### Task input ###

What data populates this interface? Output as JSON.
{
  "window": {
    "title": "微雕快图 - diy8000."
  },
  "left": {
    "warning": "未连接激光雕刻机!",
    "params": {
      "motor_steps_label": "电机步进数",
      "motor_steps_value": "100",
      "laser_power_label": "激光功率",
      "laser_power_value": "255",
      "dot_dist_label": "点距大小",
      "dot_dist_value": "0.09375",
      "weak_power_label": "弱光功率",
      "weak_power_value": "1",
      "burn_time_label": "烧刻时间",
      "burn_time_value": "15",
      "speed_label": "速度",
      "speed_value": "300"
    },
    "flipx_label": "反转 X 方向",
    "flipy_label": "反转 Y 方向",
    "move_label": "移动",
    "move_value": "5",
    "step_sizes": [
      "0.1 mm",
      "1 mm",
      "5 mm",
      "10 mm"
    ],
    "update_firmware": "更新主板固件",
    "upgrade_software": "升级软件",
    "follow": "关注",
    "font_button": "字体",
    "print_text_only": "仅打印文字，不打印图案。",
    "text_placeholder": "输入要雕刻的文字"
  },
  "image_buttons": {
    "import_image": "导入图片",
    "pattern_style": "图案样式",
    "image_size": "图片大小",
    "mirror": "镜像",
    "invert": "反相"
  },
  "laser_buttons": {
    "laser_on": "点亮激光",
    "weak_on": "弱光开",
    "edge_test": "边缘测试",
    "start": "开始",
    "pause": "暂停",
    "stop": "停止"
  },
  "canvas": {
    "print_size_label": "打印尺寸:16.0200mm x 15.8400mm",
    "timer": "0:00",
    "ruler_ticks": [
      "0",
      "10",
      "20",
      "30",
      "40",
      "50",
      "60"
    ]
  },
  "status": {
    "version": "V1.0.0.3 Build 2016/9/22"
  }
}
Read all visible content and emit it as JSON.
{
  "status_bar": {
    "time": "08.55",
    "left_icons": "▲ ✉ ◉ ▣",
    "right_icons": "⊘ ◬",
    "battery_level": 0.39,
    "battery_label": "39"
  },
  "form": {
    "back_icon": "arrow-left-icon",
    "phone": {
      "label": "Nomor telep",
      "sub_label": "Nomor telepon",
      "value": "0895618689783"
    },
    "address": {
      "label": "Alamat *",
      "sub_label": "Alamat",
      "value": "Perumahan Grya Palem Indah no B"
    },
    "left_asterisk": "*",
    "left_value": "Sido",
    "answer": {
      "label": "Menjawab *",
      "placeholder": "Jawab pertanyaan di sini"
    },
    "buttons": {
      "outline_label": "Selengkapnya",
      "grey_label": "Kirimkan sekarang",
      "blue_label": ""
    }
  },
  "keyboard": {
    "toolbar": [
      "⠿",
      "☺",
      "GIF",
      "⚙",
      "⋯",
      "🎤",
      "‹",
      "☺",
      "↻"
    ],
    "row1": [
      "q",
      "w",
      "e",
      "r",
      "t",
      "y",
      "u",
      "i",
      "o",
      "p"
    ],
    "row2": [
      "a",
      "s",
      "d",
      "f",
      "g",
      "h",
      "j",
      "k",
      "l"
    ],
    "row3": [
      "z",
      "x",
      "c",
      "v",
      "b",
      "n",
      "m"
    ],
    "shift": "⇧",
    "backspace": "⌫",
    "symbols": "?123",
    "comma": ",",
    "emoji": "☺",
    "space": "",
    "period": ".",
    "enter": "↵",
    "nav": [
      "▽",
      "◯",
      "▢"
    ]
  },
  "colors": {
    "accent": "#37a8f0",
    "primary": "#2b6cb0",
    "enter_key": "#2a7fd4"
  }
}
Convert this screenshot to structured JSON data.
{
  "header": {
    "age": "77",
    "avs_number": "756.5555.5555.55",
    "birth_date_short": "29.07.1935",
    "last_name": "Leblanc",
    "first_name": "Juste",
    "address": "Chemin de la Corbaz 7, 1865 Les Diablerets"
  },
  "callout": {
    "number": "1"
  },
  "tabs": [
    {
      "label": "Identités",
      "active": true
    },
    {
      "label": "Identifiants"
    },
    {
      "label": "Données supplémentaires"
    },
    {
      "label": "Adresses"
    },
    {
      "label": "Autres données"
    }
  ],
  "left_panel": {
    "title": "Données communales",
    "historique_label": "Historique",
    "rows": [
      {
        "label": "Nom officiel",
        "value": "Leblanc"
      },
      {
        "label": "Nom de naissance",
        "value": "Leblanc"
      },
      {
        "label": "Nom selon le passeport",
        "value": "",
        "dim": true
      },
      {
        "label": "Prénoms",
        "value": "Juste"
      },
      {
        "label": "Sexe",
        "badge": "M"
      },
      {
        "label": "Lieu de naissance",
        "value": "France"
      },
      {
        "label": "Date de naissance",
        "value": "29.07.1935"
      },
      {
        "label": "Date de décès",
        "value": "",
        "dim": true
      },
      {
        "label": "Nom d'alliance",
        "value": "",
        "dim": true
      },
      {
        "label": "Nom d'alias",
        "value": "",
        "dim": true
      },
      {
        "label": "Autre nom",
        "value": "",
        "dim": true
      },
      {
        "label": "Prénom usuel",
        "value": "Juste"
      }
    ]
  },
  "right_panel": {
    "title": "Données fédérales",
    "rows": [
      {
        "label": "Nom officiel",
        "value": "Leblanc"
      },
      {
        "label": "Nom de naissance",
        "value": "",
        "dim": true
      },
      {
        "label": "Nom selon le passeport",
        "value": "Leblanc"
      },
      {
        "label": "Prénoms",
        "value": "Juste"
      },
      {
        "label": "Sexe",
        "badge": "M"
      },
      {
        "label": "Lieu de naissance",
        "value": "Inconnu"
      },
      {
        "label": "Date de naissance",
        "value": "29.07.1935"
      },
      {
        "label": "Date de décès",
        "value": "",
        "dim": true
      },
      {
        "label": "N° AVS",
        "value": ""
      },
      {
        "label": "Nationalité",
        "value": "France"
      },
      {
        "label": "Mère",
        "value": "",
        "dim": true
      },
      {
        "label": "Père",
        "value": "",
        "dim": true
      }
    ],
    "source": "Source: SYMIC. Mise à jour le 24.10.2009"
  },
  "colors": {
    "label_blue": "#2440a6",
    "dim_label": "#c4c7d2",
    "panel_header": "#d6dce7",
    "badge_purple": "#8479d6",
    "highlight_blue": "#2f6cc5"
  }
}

###

Reproduce the listing shown above in its entirety, exactly.

What data populates this interface? Output as JSON.
{
  "window": {
    "title": "微雕快图 - diy8000."
  },
  "left": {
    "warning": "未连接激光雕刻机!",
    "params": {
      "motor_steps_label": "电机步进数",
      "motor_steps_value": "100",
      "laser_power_label": "激光功率",
      "laser_power_value": "255",
      "dot_dist_label": "点距大小",
      "dot_dist_value": "0.09375",
      "weak_power_label": "弱光功率",
      "weak_power_value": "1",
      "burn_time_label": "烧刻时间",
      "burn_time_value": "15",
      "speed_label": "速度",
      "speed_value": "300"
    },
    "flipx_label": "反转 X 方向",
    "flipy_label": "反转 Y 方向",
    "move_label": "移动",
    "move_value": "5",
    "step_sizes": [
      "0.1 mm",
      "1 mm",
      "5 mm",
      "10 mm"
    ],
    "update_firmware": "更新主板固件",
    "upgrade_software": "升级软件",
    "follow": "关注",
    "font_button": "字体",
    "print_text_only": "仅打印文字，不打印图案。",
    "text_placeholder": "输入要雕刻的文字"
  },
  "image_buttons": {
    "import_image": "导入图片",
    "pattern_style": "图案样式",
    "image_size": "图片大小",
    "mirror": "镜像",
    "invert": "反相"
  },
  "laser_buttons": {
    "laser_on": "点亮激光",
    "weak_on": "弱光开",
    "edge_test": "边缘测试",
    "start": "开始",
    "pause": "暂停",
    "stop": "停止"
  },
  "canvas": {
    "print_size_label": "打印尺寸:16.0200mm x 15.8400mm",
    "timer": "0:00",
    "ruler_ticks": [
      "0",
      "10",
      "20",
      "30",
      "40",
      "50",
      "60"
    ]
  },
  "status": {
    "version": "V1.0.0.3 Build 2016/9/22"
  }
}
Read all visible content and emit it as JSON.
{
  "status_bar": {
    "time": "08.55",
    "left_icons": "▲ ✉ ◉ ▣",
    "right_icons": "⊘ ◬",
    "battery_level": 0.39,
    "battery_label": "39"
  },
  "form": {
    "back_icon": "arrow-left-icon",
    "phone": {
      "label": "Nomor telep",
      "sub_label": "Nomor telepon",
      "value": "0895618689783"
    },
    "address": {
      "label": "Alamat *",
      "sub_label": "Alamat",
      "value": "Perumahan Grya Palem Indah no B"
    },
    "left_asterisk": "*",
    "left_value": "Sido",
    "answer": {
      "label": "Menjawab *",
      "placeholder": "Jawab pertanyaan di sini"
    },
    "buttons": {
      "outline_label": "Selengkapnya",
      "grey_label": "Kirimkan sekarang",
      "blue_label": ""
    }
  },
  "keyboard": {
    "toolbar": [
      "⠿",
      "☺",
      "GIF",
      "⚙",
      "⋯",
      "🎤",
      "‹",
      "☺",
      "↻"
    ],
    "row1": [
      "q",
      "w",
      "e",
      "r",
      "t",
      "y",
      "u",
      "i",
      "o",
      "p"
    ],
    "row2": [
      "a",
      "s",
      "d",
      "f",
      "g",
      "h",
      "j",
      "k",
      "l"
    ],
    "row3": [
      "z",
      "x",
      "c",
      "v",
      "b",
      "n",
      "m"
    ],
    "shift": "⇧",
    "backspace": "⌫",
    "symbols": "?123",
    "comma": ",",
    "emoji": "☺",
    "space": "",
    "period": ".",
    "enter": "↵",
    "nav": [
      "▽",
      "◯",
      "▢"
    ]
  },
  "colors": {
    "accent": "#37a8f0",
    "primary": "#2b6cb0",
    "enter_key": "#2a7fd4"
  }
}
Convert this screenshot to structured JSON data.
{
  "header": {
    "age": "77",
    "avs_number": "756.5555.5555.55",
    "birth_date_short": "29.07.1935",
    "last_name": "Leblanc",
    "first_name": "Juste",
    "address": "Chemin de la Corbaz 7, 1865 Les Diablerets"
  },
  "callout": {
    "number": "1"
  },
  "tabs": [
    {
      "label": "Identités",
      "active": true
    },
    {
      "label": "Identifiants"
    },
    {
      "label": "Données supplémentaires"
    },
    {
      "label": "Adresses"
    },
    {
      "label": "Autres données"
    }
  ],
  "left_panel": {
    "title": "Données communales",
    "historique_label": "Historique",
    "rows": [
      {
        "label": "Nom officiel",
        "value": "Leblanc"
      },
      {
        "label": "Nom de naissance",
        "value": "Leblanc"
      },
      {
        "label": "Nom selon le passeport",
        "value": "",
        "dim": true
      },
      {
        "label": "Prénoms",
        "value": "Juste"
      },
      {
        "label": "Sexe",
        "badge": "M"
      },
      {
        "label": "Lieu de naissance",
        "value": "France"
      },
      {
        "label": "Date de naissance",
        "value": "29.07.1935"
      },
      {
        "label": "Date de décès",
        "value": "",
        "dim": true
      },
      {
        "label": "Nom d'alliance",
        "value": "",
        "dim": true
      },
      {
        "label": "Nom d'alias",
        "value": "",
        "dim": true
      },
      {
        "label": "Autre nom",
        "value": "",
        "dim": true
      },
      {
        "label": "Prénom usuel",
        "value": "Juste"
      }
    ]
  },
  "right_panel": {
    "title": "Données fédérales",
    "rows": [
      {
        "label": "Nom officiel",
        "value": "Leblanc"
      },
      {
        "label": "Nom de naissance",
        "value": "",
        "dim": true
      },
      {
        "label": "Nom selon le passeport",
        "value": "Leblanc"
      },
      {
        "label": "Prénoms",
        "value": "Juste"
      },
      {
        "label": "Sexe",
        "badge": "M"
      },
      {
        "label": "Lieu de naissance",
        "value": "Inconnu"
      },
      {
        "label": "Date de naissance",
        "value": "29.07.1935"
      },
      {
        "label": "Date de décès",
        "value": "",
        "dim": true
      },
      {
        "label": "N° AVS",
        "value": ""
      },
      {
        "label": "Nationalité",
        "value": "France"
      },
      {
        "label": "Mère",
        "value": "",
        "dim": true
      },
      {
        "label": "Père",
        "value": "",
        "dim": true
      }
    ],
    "source": "Source: SYMIC. Mise à jour le 24.10.2009"
  },
  "colors": {
    "label_blue": "#2440a6",
    "dim_label": "#c4c7d2",
    "panel_header": "#d6dce7",
    "badge_purple": "#8479d6",
    "highlight_blue": "#2f6cc5"
  }
}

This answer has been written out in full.